#### Excerpted records
++++++++

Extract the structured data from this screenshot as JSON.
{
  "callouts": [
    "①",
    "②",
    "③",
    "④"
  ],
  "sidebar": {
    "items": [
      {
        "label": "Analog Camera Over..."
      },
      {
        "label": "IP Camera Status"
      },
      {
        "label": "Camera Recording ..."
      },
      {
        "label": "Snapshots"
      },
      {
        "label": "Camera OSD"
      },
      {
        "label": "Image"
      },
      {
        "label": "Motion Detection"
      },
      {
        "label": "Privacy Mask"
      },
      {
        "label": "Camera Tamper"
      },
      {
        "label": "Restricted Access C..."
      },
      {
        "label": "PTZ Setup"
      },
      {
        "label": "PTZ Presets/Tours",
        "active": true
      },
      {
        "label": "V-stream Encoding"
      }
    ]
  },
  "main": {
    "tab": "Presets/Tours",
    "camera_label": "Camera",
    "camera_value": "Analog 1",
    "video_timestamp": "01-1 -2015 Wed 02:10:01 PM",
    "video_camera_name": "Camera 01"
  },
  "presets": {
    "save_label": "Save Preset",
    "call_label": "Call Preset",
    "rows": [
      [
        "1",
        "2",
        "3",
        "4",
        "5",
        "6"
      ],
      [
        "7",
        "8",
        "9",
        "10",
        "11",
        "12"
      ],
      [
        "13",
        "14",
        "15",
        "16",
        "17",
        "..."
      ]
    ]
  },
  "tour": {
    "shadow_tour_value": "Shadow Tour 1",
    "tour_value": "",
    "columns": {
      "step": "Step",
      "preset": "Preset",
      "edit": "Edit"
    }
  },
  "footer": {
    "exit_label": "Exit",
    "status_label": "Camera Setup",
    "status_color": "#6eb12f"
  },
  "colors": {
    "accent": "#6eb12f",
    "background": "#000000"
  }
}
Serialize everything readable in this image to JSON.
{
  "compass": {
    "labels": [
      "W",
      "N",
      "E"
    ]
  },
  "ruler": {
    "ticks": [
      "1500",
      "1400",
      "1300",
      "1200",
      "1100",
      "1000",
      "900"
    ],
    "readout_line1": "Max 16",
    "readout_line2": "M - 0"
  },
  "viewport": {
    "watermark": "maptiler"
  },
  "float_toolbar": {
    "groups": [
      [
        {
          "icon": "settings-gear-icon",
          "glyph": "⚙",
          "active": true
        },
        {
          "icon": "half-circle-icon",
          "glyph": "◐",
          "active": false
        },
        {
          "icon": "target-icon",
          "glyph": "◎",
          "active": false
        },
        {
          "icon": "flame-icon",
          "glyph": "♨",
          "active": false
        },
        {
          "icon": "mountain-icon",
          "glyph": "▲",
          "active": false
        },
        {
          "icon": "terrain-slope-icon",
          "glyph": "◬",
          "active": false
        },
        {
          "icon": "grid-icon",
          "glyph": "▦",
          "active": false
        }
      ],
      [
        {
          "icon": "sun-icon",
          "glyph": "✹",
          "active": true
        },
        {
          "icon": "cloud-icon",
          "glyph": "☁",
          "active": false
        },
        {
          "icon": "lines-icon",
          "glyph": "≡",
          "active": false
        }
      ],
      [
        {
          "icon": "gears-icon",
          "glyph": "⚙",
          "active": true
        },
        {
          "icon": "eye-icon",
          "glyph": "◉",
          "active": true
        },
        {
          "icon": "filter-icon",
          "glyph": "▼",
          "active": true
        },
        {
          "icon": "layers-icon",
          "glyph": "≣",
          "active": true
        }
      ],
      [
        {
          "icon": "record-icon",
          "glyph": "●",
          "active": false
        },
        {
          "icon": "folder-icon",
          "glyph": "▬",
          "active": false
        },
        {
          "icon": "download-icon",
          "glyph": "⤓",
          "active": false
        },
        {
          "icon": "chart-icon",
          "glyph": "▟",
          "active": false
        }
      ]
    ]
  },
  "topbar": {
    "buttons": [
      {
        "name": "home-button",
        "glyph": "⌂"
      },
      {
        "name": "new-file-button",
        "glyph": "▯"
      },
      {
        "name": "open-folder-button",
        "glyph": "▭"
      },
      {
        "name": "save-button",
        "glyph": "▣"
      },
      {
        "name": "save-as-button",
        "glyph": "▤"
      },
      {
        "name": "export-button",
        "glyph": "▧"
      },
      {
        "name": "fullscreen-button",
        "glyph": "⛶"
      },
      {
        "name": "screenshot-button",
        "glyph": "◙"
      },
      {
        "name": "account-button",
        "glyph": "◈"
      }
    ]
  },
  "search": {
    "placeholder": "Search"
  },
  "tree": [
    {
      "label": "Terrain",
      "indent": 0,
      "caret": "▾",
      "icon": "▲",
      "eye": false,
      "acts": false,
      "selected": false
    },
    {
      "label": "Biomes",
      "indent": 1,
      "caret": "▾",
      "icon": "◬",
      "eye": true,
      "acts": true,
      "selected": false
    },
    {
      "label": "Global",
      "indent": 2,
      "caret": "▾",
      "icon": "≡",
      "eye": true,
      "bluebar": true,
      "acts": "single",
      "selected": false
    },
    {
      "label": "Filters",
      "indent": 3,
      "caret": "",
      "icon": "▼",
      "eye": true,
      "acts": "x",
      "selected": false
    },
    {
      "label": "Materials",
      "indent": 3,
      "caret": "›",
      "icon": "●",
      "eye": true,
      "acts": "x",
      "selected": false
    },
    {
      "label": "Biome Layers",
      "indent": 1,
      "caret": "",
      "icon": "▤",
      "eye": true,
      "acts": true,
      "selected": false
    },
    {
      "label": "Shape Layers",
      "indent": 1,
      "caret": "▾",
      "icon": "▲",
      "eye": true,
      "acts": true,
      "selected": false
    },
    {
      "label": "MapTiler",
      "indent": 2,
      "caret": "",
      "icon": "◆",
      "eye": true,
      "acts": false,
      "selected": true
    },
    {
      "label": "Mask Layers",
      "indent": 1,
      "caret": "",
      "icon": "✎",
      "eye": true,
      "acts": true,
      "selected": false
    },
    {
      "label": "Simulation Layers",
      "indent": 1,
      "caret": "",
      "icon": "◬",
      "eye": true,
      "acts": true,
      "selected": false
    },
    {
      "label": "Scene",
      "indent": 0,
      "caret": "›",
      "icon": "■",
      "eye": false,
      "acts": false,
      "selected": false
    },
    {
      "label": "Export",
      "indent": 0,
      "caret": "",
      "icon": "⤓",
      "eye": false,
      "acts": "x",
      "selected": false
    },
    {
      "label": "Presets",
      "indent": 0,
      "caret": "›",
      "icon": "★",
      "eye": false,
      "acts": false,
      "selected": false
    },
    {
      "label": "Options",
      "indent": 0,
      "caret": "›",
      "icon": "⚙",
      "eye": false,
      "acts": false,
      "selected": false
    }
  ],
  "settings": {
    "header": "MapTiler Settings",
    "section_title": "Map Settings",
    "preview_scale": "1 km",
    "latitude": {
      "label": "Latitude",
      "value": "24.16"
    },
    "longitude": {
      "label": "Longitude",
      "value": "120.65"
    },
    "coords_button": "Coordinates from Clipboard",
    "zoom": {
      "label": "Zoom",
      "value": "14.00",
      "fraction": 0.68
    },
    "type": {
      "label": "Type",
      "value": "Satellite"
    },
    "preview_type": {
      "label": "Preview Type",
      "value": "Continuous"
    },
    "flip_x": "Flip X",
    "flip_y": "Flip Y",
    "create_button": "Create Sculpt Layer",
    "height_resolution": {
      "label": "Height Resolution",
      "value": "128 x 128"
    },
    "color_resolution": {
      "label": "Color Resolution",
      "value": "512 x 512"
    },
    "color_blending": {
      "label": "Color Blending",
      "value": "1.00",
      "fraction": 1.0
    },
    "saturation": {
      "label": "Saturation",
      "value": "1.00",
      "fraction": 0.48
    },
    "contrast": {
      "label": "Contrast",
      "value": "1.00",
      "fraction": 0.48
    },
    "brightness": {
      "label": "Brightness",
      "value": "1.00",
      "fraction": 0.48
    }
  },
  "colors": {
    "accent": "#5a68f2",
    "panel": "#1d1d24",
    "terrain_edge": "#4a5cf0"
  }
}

++++++++

#### Short problem
Gather, from the listing above, every line carrying the word "Tours".

#### Solution
        "label": "PTZ Presets/Tours",
    "tab": "Presets/Tours",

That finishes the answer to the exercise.